>>>
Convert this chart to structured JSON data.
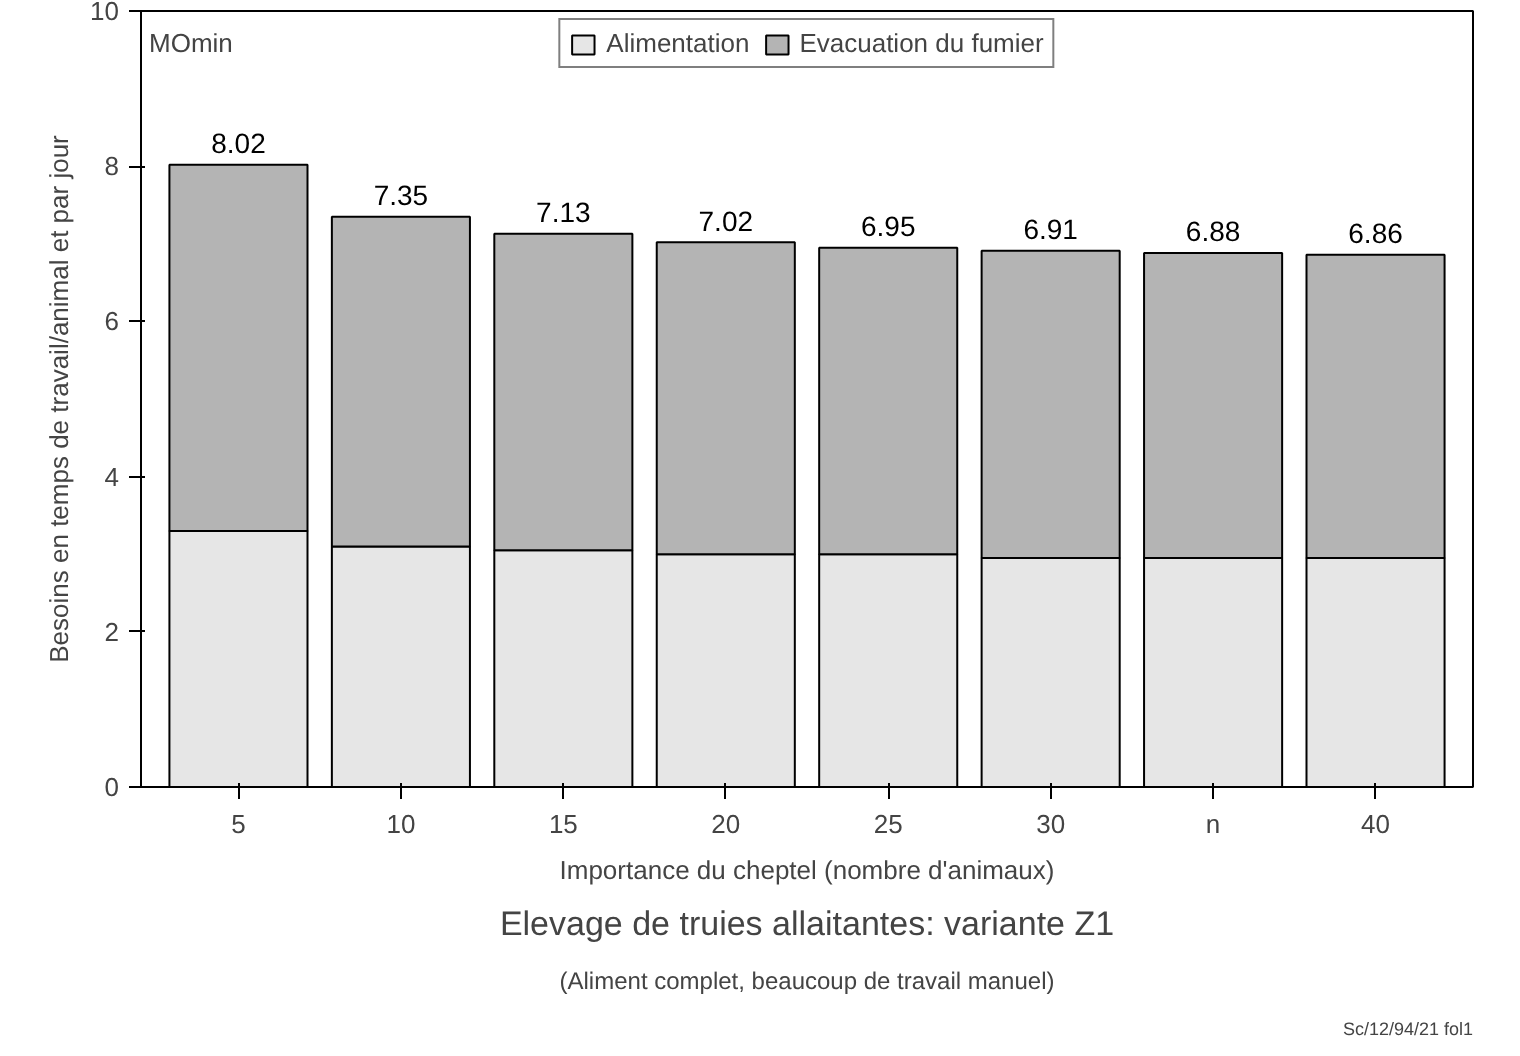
{
  "chart_data": {
    "type": "bar",
    "stacked": true,
    "title": "Elevage de truies allaitantes: variante Z1",
    "subtitle": "(Aliment complet, beaucoup de travail manuel)",
    "xlabel": "Importance du cheptel (nombre d'animaux)",
    "ylabel": "Besoins en temps de travail/animal et par jour",
    "categories": [
      "5",
      "10",
      "15",
      "20",
      "25",
      "30",
      "n",
      "40"
    ],
    "series": [
      {
        "name": "Alimentation",
        "color": "#e6e6e6",
        "values": [
          3.3,
          3.1,
          3.05,
          3.0,
          3.0,
          2.95,
          2.95,
          2.95
        ]
      },
      {
        "name": "Evacuation du fumier",
        "color": "#b4b4b4",
        "values": [
          4.72,
          4.25,
          4.08,
          4.02,
          3.95,
          3.96,
          3.93,
          3.91
        ]
      }
    ],
    "totals": [
      "8.02",
      "7.35",
      "7.13",
      "7.02",
      "6.95",
      "6.91",
      "6.88",
      "6.86"
    ],
    "ylim": [
      0,
      10
    ],
    "yticks": [
      0,
      2,
      4,
      6,
      8,
      10
    ],
    "grid": false,
    "legend": "top",
    "annotations": [
      "MOmin",
      "Sc/12/94/21 fol1"
    ]
  }
}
<<<
Exercise: Print all of the records shown above exactly, leaving out each picture.

Solution for this exercise:
Convert this chart to structured JSON data.
{
  "chart_data": {
    "type": "bar",
    "stacked": true,
    "title": "Elevage de truies allaitantes: variante Z1",
    "subtitle": "(Aliment complet, beaucoup de travail manuel)",
    "xlabel": "Importance du cheptel (nombre d'animaux)",
    "ylabel": "Besoins en temps de travail/animal et par jour",
    "categories": [
      "5",
      "10",
      "15",
      "20",
      "25",
      "30",
      "n",
      "40"
    ],
    "series": [
      {
        "name": "Alimentation",
        "color": "#e6e6e6",
        "values": [
          3.3,
          3.1,
          3.05,
          3.0,
          3.0,
          2.95,
          2.95,
          2.95
        ]
      },
      {
        "name": "Evacuation du fumier",
        "color": "#b4b4b4",
        "values": [
          4.72,
          4.25,
          4.08,
          4.02,
          3.95,
          3.96,
          3.93,
          3.91
        ]
      }
    ],
    "totals": [
      "8.02",
      "7.35",
      "7.13",
      "7.02",
      "6.95",
      "6.91",
      "6.88",
      "6.86"
    ],
    "ylim": [
      0,
      10
    ],
    "yticks": [
      0,
      2,
      4,
      6,
      8,
      10
    ],
    "grid": false,
    "legend": "top",
    "annotations": [
      "MOmin",
      "Sc/12/94/21 fol1"
    ]
  }
}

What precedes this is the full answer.